Below are some records. Copy every line in them that holds "icon".

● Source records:
::::::

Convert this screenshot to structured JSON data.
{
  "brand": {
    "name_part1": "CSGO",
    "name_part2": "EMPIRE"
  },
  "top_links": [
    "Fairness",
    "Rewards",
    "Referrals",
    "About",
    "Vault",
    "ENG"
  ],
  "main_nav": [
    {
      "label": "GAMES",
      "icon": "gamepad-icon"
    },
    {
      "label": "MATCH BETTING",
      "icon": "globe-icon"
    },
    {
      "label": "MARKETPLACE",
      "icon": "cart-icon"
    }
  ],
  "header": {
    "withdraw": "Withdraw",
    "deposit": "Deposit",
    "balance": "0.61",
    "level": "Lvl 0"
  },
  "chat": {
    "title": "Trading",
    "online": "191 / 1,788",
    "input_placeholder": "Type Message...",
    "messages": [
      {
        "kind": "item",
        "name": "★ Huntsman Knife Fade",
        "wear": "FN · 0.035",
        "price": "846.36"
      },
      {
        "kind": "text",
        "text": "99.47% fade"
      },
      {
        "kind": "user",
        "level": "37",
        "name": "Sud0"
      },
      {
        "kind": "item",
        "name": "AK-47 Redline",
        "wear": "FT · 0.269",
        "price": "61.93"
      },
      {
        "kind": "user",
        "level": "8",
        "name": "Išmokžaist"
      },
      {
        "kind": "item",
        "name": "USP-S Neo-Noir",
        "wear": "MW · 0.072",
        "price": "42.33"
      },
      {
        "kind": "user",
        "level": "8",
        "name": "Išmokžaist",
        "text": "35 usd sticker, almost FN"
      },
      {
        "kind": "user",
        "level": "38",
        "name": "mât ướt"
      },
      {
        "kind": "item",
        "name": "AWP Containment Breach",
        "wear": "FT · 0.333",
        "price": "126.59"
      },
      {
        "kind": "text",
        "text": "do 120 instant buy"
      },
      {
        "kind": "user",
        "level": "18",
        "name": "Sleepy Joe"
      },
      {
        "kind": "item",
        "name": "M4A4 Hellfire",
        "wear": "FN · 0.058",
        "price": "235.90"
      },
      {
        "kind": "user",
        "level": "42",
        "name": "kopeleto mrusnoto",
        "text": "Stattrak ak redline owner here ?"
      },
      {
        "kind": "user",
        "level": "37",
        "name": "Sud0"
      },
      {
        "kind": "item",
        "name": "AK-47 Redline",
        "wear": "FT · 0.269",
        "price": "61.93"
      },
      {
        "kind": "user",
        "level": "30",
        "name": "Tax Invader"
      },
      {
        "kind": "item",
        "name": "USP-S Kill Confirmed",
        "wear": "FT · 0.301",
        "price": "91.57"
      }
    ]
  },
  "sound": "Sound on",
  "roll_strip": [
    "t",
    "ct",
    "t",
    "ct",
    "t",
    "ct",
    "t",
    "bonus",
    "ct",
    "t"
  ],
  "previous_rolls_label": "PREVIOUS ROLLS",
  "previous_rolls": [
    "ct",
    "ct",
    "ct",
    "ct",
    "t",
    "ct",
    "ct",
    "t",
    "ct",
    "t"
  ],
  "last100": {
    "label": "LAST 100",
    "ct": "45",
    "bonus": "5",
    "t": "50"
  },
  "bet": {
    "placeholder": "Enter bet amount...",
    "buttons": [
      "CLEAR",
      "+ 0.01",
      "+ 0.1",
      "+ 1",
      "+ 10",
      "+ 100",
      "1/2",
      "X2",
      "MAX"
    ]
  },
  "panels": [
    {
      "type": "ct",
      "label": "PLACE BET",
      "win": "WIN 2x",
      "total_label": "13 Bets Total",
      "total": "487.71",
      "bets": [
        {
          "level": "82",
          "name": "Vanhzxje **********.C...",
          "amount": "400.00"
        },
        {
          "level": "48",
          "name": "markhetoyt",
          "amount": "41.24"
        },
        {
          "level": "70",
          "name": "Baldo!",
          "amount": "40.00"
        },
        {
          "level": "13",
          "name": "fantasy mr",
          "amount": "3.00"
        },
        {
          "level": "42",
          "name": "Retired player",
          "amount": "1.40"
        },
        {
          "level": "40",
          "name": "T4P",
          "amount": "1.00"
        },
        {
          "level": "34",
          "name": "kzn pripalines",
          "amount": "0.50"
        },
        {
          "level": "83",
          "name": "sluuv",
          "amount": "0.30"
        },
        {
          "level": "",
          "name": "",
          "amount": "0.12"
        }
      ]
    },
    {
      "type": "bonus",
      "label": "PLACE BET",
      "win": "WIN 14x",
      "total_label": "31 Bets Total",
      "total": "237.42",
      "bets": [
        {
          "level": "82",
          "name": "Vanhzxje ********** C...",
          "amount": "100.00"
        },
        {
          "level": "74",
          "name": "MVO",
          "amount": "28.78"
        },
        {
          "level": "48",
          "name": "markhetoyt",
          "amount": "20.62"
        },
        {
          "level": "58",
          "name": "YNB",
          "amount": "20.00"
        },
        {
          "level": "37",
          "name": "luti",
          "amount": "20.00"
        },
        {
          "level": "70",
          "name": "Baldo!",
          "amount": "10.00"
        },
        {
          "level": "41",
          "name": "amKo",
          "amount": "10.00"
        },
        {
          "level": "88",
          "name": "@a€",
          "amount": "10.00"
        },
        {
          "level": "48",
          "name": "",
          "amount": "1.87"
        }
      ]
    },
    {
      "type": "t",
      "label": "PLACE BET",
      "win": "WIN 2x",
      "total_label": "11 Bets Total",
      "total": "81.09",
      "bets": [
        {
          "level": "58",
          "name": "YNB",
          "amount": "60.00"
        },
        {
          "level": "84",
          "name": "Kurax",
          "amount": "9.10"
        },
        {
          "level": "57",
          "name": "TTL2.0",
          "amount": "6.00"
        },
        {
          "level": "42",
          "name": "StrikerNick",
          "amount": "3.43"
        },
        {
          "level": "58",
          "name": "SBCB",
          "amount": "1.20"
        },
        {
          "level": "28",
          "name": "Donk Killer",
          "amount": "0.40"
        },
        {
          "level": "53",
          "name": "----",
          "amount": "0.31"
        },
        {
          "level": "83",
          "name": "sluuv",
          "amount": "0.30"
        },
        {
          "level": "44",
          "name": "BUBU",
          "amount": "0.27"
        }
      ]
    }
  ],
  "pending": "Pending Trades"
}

::::::

● Exercise answer:
      "icon": "gamepad-icon"
      "icon": "globe-icon"
      "icon": "cart-icon"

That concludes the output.